TASK STATEMENT: Find and return each line containing "JSON".

[Stored data]
________
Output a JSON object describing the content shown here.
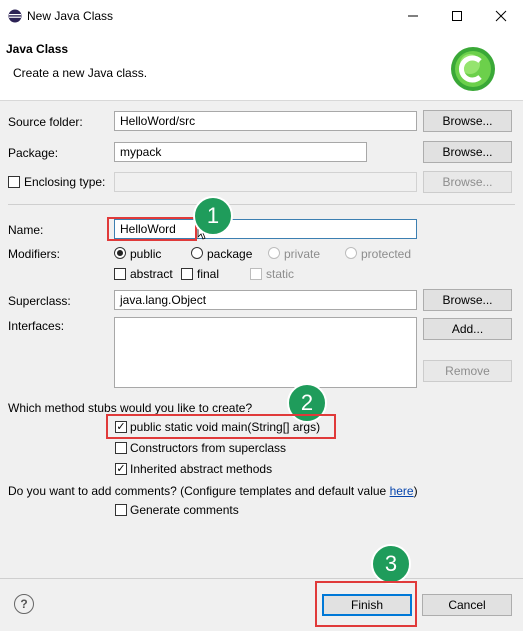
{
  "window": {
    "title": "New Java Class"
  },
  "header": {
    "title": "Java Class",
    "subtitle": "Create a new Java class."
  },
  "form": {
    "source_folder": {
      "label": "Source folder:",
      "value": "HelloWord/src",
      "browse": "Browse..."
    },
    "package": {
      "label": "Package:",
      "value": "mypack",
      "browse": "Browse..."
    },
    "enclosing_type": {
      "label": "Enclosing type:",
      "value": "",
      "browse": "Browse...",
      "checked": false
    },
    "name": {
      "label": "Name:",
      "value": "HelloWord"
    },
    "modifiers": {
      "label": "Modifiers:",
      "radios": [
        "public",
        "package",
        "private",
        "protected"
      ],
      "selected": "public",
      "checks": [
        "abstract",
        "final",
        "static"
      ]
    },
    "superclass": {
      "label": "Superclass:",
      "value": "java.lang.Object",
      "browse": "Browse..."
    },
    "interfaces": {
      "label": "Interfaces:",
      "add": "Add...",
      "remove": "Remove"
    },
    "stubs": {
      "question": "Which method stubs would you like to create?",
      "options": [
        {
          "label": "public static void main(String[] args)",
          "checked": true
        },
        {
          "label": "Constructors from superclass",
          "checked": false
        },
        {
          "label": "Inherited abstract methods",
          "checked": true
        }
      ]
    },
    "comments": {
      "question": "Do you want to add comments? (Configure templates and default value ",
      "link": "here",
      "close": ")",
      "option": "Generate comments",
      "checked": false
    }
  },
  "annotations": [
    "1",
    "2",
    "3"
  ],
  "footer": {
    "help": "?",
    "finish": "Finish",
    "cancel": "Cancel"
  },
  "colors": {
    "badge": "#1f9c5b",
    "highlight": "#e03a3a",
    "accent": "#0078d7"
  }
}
________
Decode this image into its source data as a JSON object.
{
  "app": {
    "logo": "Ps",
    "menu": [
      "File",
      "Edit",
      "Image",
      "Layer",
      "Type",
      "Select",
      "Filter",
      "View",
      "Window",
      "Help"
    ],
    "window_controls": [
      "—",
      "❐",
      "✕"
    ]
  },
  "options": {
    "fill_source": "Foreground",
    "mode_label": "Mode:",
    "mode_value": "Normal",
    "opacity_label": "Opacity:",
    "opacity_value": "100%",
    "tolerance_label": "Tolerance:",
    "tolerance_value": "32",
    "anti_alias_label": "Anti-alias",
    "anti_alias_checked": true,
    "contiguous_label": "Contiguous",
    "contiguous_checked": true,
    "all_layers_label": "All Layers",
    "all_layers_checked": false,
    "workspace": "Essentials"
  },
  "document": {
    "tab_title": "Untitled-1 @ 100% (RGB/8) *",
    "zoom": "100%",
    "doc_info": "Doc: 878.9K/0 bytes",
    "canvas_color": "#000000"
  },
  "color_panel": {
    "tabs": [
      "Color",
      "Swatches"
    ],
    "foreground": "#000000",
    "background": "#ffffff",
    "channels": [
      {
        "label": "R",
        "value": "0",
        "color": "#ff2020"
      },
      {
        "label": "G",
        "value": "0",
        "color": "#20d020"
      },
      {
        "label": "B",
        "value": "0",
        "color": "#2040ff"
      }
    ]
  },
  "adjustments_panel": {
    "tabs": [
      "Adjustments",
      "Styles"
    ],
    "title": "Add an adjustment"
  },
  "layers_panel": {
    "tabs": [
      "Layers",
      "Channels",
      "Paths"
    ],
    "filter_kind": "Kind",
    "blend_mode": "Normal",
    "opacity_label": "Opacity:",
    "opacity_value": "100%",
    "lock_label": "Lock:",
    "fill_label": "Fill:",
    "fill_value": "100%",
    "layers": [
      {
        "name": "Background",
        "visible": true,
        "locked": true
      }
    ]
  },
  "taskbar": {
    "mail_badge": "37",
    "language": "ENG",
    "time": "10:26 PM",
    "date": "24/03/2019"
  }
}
________
RESPONSE TO THIS EXERCISE:
Output a JSON object describing the content shown here.
Decode this image into its source data as a JSON object.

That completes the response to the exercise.